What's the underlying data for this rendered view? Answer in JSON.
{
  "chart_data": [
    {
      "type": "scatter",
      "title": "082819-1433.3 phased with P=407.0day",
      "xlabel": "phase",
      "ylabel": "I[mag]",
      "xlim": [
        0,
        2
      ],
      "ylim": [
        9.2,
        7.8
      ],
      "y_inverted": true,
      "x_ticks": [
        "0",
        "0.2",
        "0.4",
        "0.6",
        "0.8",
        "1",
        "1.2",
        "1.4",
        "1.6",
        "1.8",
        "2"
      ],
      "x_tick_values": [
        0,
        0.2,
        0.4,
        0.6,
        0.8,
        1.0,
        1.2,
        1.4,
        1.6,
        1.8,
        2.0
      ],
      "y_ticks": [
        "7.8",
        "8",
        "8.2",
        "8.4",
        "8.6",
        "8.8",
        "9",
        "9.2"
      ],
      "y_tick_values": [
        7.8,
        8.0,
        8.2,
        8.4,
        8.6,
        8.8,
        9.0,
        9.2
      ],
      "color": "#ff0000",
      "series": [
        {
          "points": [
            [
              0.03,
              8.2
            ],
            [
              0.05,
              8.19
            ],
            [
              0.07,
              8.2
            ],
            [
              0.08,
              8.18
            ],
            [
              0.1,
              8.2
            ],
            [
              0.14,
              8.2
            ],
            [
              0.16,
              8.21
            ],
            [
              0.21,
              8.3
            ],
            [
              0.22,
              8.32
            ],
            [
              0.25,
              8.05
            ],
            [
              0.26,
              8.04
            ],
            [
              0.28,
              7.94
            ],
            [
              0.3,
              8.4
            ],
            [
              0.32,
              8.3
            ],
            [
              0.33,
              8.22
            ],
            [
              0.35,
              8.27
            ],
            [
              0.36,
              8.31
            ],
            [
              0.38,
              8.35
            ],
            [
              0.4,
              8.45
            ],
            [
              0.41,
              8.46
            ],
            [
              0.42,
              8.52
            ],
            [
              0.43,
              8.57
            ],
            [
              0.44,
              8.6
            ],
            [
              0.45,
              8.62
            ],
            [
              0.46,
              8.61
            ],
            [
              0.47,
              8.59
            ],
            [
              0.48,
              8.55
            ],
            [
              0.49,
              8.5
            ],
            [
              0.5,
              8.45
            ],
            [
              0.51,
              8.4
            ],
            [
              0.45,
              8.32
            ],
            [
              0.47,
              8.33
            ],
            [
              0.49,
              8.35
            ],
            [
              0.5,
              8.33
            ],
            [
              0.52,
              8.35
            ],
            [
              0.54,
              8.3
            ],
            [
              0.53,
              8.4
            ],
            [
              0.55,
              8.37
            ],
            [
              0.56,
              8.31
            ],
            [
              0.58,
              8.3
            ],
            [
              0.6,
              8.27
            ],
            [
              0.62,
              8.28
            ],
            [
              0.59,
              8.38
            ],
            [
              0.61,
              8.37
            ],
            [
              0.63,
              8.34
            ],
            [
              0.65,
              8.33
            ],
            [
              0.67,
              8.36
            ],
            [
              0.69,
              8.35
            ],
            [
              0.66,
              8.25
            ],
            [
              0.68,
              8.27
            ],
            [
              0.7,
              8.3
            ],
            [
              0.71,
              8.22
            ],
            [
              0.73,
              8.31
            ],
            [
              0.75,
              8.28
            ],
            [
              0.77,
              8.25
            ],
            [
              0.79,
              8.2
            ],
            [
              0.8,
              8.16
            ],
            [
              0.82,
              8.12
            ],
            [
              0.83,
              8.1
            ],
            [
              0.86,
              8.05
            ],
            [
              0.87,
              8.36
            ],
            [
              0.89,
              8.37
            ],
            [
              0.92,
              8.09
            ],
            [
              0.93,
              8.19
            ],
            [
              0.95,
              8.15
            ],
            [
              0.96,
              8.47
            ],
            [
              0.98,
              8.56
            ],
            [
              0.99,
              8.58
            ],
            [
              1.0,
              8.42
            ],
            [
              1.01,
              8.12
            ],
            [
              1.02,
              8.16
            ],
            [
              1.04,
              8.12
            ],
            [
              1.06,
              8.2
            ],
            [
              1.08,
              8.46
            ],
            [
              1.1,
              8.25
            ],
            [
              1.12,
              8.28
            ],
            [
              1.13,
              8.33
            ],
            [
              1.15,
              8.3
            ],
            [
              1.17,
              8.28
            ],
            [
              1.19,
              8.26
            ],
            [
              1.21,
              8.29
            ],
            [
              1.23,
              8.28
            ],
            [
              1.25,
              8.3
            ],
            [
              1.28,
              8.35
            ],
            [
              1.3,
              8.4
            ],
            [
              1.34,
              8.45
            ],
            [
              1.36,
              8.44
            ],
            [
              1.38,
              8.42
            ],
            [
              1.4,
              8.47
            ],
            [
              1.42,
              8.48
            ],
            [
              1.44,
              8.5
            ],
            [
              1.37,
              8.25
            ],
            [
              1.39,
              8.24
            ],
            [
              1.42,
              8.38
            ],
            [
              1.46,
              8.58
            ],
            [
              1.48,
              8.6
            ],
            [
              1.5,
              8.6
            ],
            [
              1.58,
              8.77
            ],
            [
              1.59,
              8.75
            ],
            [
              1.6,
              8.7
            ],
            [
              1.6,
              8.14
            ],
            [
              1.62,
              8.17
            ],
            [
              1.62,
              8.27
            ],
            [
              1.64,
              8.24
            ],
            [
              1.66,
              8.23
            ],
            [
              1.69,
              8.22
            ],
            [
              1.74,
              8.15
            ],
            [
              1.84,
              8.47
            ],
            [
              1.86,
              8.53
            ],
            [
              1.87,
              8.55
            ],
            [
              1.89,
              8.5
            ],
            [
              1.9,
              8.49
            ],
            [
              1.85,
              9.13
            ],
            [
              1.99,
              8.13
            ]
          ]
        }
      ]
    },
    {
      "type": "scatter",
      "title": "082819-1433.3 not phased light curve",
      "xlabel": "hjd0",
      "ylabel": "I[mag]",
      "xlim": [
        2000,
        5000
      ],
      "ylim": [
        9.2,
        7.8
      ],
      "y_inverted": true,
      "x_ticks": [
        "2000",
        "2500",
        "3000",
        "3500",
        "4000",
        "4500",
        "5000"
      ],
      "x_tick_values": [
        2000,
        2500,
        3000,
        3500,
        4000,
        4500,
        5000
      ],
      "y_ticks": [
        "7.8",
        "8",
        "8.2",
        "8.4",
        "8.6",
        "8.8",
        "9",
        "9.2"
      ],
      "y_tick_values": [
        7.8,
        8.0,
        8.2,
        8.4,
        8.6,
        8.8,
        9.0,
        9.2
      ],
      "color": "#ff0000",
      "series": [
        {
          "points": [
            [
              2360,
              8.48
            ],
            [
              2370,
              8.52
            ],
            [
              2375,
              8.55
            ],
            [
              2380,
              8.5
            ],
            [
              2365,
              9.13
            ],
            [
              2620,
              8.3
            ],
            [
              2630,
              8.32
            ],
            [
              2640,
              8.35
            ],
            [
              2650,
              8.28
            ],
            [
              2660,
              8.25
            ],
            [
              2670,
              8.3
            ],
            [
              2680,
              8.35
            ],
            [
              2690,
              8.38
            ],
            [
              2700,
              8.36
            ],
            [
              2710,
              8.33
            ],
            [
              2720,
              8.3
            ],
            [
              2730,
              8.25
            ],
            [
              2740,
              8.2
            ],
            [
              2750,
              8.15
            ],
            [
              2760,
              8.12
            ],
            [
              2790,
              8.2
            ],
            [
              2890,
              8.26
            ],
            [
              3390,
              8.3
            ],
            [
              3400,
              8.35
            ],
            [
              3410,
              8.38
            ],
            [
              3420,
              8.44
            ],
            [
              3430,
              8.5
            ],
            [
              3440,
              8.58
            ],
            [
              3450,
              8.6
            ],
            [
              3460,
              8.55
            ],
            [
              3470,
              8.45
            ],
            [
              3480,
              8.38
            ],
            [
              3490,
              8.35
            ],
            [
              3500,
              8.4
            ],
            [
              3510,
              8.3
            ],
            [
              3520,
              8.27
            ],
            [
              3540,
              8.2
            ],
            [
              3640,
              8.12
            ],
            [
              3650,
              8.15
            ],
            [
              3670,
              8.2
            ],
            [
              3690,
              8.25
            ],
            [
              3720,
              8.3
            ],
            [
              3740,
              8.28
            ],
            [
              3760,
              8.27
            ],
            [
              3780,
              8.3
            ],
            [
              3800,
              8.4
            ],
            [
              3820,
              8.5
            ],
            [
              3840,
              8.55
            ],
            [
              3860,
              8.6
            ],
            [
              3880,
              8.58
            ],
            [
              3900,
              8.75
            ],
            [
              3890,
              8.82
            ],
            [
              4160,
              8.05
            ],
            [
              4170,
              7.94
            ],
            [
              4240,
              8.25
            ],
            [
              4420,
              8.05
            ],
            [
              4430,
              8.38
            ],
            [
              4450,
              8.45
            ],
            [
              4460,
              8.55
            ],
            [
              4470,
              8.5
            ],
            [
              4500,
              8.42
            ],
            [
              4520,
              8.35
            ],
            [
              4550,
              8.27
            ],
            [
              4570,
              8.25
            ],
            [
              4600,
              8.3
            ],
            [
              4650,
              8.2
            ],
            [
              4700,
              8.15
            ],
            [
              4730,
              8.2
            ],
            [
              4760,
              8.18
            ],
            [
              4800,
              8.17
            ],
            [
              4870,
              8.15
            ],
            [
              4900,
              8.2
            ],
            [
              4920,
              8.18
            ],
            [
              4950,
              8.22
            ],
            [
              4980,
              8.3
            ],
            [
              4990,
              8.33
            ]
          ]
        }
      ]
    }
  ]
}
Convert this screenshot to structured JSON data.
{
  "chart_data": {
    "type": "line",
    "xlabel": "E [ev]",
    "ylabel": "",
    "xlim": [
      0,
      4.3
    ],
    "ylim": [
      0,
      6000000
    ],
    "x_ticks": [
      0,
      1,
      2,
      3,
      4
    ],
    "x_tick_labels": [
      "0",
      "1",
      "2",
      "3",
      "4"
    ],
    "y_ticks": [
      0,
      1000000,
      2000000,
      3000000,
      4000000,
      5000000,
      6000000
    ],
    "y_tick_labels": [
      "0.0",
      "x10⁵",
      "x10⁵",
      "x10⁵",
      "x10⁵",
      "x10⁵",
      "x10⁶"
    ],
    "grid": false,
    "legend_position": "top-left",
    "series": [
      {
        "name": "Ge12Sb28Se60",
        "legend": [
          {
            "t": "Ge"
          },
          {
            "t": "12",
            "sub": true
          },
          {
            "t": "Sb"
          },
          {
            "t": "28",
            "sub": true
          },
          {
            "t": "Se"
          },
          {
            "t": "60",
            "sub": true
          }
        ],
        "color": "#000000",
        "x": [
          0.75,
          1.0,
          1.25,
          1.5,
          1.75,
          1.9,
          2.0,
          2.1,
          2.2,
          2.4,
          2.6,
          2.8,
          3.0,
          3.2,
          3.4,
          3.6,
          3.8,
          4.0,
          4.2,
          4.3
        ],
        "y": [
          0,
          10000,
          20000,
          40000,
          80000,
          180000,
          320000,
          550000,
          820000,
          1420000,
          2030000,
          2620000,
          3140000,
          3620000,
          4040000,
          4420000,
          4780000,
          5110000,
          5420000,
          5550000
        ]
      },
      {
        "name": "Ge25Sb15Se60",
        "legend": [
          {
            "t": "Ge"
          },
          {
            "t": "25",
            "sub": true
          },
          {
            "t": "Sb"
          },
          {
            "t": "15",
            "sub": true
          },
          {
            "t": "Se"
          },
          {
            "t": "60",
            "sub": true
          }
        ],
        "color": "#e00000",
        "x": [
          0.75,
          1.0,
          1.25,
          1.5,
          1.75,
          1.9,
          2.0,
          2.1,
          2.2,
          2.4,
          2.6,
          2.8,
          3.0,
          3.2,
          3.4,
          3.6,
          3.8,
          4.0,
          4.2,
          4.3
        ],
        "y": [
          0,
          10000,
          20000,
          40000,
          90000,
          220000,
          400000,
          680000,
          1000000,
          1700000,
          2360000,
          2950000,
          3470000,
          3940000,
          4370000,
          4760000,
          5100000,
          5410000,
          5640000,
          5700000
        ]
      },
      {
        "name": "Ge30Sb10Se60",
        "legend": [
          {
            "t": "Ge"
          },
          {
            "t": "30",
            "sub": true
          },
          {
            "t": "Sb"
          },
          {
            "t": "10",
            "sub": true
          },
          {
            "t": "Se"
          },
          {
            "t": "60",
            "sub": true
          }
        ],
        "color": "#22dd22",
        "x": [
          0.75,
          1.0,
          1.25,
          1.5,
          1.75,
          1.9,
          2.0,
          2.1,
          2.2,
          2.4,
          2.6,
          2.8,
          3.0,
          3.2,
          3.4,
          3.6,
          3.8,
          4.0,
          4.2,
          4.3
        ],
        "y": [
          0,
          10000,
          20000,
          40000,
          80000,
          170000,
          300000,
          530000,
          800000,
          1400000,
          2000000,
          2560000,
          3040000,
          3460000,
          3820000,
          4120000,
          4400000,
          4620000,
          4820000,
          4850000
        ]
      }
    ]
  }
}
────────────────────────────────────────
▸ **Required task**:
Copy every line in the records above that contains the word "name".

▸ **The output**:
        "name": "Ge12Sb28Se60",
        "name": "Ge25Sb15Se60",
        "name": "Ge30Sb10Se60",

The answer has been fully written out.